Data extract:
'''
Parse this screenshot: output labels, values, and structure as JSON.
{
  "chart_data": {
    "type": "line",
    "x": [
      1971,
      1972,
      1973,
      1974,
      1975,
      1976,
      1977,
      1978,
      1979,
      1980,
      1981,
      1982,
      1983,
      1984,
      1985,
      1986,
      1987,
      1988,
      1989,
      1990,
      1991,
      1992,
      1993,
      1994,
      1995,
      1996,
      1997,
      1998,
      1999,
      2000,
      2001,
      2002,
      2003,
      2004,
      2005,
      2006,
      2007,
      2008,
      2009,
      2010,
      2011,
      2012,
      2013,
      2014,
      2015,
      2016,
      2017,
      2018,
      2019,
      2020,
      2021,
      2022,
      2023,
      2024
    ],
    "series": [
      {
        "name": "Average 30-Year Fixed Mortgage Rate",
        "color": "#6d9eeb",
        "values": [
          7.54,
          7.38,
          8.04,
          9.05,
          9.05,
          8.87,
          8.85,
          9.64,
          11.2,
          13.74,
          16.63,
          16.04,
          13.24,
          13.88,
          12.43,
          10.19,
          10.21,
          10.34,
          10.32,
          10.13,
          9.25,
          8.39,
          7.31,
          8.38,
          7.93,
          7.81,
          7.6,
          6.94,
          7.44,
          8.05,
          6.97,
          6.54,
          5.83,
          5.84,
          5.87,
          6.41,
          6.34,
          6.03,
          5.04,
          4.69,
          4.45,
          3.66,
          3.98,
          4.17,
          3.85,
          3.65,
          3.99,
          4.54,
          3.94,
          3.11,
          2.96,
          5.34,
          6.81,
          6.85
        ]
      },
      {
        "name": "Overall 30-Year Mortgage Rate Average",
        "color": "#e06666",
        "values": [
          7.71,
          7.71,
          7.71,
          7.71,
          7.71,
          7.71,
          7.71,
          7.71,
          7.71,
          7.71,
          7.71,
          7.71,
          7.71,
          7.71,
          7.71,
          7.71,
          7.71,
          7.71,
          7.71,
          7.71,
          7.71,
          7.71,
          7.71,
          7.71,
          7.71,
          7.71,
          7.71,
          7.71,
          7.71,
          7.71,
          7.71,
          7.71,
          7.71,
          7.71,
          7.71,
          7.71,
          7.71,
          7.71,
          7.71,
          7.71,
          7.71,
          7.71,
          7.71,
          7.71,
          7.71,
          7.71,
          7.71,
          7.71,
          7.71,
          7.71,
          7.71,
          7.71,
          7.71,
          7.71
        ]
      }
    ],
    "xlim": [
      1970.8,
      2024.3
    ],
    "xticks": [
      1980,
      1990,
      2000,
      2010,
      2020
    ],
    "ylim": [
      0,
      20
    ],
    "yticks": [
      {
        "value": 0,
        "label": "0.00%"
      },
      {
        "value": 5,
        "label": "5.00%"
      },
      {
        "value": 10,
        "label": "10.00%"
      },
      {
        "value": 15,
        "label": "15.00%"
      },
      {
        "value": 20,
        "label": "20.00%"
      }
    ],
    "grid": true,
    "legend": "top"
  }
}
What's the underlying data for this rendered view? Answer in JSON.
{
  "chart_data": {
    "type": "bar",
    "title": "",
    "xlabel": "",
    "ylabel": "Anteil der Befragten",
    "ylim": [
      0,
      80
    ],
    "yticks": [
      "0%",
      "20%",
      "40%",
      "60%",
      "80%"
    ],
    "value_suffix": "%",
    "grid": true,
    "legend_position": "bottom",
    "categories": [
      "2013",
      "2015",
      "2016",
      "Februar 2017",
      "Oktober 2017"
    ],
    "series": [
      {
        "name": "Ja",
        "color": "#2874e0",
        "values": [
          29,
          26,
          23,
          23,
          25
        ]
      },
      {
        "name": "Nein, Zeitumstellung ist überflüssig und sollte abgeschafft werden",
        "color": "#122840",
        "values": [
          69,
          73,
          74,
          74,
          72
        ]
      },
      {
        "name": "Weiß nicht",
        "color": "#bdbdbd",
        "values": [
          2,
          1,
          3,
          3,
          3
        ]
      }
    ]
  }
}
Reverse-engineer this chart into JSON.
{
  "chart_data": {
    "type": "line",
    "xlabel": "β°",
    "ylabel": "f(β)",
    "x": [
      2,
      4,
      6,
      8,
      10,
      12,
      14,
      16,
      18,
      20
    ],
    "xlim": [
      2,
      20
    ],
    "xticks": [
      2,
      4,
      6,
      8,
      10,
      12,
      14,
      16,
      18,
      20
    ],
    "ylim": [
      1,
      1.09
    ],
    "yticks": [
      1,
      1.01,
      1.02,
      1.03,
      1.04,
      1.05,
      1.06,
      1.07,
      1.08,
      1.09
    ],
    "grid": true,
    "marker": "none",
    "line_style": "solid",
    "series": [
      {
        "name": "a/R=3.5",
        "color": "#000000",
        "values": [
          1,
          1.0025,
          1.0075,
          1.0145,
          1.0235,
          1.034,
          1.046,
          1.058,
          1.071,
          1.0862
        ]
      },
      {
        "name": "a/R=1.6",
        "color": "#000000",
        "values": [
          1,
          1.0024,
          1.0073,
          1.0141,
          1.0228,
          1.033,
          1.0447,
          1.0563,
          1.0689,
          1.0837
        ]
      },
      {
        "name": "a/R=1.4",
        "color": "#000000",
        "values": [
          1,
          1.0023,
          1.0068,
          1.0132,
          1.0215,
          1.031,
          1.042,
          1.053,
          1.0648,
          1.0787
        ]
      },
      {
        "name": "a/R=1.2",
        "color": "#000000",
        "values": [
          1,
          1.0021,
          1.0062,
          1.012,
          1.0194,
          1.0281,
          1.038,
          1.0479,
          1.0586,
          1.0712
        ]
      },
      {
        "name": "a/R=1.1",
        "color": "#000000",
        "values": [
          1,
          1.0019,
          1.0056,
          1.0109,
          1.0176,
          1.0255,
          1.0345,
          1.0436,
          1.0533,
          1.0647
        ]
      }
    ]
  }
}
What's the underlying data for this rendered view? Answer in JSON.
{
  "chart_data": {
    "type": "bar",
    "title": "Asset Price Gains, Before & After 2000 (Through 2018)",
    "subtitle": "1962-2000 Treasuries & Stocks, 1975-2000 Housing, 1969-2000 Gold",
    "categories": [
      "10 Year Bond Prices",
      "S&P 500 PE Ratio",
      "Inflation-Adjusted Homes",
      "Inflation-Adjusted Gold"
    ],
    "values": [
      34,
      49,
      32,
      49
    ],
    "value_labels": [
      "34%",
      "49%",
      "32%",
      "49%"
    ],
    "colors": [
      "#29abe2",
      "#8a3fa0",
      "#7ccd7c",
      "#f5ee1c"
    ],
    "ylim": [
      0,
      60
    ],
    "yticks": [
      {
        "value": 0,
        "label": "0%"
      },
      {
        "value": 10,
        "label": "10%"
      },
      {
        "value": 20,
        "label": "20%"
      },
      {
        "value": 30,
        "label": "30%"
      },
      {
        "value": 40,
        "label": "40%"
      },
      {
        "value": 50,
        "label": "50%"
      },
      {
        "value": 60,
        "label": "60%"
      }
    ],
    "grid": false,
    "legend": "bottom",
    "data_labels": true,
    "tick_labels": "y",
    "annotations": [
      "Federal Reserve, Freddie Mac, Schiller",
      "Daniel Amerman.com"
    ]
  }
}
'''
Given task:
Work through the data and report how many of its lines hold the word "Average", giving only the figure.

Written answer:
2